* _WHAT YOU NEED TO DO_: In the data below, find every line with the string "bonne" and pull it out.

* _PROVIDED ENTRIES_:
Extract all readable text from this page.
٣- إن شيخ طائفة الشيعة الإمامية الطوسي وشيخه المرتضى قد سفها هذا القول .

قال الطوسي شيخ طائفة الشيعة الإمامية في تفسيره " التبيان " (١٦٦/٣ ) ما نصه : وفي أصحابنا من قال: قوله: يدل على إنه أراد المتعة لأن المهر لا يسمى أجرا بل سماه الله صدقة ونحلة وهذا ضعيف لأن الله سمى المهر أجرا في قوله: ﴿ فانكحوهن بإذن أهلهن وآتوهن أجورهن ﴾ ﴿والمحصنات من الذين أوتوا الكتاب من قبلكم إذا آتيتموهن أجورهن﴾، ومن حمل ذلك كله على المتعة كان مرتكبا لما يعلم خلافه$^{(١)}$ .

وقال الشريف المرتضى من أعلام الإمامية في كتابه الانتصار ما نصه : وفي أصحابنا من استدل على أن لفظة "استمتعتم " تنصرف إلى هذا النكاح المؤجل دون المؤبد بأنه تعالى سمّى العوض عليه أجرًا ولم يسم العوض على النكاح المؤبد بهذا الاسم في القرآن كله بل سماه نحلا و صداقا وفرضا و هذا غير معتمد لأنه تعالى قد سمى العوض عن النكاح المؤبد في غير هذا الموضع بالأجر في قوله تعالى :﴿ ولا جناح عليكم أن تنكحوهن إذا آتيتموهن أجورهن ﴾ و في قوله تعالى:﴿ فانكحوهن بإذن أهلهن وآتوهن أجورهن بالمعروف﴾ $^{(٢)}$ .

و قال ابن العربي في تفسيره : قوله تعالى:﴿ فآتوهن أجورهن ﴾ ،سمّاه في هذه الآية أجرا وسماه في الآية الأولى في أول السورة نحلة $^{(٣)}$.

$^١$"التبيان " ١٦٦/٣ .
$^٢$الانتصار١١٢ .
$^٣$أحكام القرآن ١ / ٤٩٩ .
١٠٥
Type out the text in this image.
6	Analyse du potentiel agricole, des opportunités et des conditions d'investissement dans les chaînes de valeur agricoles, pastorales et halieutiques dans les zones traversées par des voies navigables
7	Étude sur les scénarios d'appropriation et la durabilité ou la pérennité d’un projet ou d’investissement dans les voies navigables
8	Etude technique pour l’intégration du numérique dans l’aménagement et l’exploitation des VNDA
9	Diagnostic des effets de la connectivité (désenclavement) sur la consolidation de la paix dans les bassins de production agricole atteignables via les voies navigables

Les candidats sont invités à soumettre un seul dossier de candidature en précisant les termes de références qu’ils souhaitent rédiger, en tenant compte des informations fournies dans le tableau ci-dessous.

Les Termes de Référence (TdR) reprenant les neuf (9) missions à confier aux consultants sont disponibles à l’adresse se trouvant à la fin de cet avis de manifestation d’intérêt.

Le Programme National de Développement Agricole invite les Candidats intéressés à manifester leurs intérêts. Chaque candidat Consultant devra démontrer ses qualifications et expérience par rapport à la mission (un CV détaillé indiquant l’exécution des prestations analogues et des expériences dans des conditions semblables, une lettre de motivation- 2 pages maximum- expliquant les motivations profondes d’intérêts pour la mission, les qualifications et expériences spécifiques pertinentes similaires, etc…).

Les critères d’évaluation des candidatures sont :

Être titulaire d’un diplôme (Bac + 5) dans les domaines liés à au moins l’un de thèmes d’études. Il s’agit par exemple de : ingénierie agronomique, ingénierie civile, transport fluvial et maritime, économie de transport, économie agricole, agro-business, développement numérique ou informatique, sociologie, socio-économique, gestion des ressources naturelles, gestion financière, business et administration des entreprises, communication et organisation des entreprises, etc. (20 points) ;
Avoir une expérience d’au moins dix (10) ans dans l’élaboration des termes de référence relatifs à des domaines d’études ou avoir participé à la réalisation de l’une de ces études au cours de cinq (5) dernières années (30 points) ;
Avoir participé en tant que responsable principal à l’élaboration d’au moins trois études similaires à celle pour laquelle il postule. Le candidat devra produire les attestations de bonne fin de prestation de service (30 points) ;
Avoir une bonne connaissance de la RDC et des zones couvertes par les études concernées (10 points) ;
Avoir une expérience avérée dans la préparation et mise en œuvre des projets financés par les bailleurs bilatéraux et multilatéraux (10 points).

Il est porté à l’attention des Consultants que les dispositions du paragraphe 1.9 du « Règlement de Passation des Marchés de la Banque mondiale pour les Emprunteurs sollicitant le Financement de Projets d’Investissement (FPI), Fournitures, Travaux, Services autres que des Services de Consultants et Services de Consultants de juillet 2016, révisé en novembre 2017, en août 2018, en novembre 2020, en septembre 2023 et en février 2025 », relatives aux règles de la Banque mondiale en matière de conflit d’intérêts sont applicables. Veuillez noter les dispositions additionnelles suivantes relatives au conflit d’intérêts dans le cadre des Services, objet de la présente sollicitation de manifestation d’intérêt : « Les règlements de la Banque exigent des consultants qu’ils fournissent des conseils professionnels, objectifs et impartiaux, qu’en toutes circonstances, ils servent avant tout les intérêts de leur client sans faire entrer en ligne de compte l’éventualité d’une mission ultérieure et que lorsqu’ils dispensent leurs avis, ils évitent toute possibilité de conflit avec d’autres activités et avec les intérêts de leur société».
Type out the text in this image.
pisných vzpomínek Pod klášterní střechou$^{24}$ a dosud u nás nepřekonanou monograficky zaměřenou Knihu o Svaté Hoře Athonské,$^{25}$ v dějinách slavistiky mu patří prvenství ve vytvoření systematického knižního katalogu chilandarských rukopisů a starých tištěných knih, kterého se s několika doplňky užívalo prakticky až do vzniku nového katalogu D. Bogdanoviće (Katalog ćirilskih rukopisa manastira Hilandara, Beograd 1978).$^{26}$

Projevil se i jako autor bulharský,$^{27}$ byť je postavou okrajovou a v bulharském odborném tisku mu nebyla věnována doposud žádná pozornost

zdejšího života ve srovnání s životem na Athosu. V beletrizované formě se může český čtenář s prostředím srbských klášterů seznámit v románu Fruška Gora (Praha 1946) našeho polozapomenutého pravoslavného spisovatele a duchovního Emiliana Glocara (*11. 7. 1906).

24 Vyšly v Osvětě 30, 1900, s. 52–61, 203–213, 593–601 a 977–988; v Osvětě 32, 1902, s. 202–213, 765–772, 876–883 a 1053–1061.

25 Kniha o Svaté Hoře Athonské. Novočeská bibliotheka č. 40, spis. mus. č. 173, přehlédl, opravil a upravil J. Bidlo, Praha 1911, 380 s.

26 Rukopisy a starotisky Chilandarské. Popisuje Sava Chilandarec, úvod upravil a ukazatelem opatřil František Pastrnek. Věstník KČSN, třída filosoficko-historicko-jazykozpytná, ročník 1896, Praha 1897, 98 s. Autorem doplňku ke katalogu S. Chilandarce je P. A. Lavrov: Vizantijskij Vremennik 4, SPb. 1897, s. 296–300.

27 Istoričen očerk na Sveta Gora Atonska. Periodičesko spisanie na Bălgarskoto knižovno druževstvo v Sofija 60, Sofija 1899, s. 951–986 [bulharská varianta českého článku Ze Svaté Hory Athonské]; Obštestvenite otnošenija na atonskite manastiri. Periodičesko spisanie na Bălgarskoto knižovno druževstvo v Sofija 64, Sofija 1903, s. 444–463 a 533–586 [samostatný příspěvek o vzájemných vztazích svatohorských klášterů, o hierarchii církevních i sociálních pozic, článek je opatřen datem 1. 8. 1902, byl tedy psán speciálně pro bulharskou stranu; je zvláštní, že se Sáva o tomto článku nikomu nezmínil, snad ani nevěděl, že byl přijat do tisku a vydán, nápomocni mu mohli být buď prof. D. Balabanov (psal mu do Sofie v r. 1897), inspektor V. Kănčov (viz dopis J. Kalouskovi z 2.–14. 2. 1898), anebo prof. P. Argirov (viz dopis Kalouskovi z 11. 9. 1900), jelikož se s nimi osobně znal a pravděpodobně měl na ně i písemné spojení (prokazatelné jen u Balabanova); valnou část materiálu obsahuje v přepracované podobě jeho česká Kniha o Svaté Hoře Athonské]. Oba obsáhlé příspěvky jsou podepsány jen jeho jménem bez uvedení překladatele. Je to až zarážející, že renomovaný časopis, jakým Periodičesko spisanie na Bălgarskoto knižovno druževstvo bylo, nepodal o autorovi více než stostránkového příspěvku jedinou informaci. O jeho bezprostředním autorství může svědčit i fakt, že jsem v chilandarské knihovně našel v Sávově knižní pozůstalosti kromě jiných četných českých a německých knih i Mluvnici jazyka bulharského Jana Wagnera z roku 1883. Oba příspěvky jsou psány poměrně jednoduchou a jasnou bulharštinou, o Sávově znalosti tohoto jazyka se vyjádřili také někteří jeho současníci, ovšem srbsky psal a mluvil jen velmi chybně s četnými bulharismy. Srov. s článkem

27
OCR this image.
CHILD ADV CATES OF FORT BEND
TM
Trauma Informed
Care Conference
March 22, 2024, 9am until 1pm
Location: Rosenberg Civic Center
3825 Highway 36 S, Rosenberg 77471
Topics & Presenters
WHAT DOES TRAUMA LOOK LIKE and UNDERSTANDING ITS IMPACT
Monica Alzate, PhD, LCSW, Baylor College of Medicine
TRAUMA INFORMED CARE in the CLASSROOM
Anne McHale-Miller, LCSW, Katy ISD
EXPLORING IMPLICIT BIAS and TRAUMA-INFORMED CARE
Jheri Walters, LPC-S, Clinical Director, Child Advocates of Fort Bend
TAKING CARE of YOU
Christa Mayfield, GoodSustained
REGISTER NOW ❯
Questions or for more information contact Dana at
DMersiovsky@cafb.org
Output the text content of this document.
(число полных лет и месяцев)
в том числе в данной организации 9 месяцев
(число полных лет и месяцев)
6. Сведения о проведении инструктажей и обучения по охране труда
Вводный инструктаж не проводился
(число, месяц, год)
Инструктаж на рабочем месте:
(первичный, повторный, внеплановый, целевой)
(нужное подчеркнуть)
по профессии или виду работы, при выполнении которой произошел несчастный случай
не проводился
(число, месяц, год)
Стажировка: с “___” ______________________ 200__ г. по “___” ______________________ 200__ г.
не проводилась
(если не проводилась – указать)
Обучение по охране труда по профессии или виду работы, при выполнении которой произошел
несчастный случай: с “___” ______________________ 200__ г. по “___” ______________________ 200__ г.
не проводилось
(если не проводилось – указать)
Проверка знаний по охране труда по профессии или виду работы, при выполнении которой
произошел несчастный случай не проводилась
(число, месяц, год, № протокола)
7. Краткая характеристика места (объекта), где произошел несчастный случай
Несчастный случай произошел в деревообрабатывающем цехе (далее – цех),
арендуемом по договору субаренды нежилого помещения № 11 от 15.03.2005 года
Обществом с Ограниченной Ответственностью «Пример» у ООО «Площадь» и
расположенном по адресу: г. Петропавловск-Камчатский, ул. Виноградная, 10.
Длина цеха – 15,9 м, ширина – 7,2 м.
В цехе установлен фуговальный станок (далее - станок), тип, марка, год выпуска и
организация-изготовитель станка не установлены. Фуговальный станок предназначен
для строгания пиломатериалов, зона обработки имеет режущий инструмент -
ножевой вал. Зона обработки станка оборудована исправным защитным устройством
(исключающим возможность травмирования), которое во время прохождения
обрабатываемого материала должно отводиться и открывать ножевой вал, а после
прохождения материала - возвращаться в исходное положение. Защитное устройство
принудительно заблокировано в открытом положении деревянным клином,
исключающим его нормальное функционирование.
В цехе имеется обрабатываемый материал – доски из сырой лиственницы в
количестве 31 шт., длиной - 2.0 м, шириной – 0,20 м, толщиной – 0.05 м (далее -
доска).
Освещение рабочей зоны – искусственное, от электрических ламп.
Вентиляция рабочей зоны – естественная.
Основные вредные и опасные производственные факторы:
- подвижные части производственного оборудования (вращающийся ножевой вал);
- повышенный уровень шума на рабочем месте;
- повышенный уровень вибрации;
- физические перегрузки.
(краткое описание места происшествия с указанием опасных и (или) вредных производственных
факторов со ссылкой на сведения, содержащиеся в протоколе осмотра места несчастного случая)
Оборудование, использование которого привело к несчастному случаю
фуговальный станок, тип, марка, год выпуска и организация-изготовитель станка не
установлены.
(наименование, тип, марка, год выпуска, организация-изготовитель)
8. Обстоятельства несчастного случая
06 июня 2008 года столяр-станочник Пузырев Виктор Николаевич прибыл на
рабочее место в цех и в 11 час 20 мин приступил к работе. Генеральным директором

* _EXERCISE SOLUTION_:
Avoir participé en tant que responsable principal à l’élaboration d’au moins trois études similaires à celle pour laquelle il postule. Le candidat devra produire les attestations de bonne fin de prestation de service (30 points) ;
Avoir une bonne connaissance de la RDC et des zones couvertes par les études concernées (10 points) ;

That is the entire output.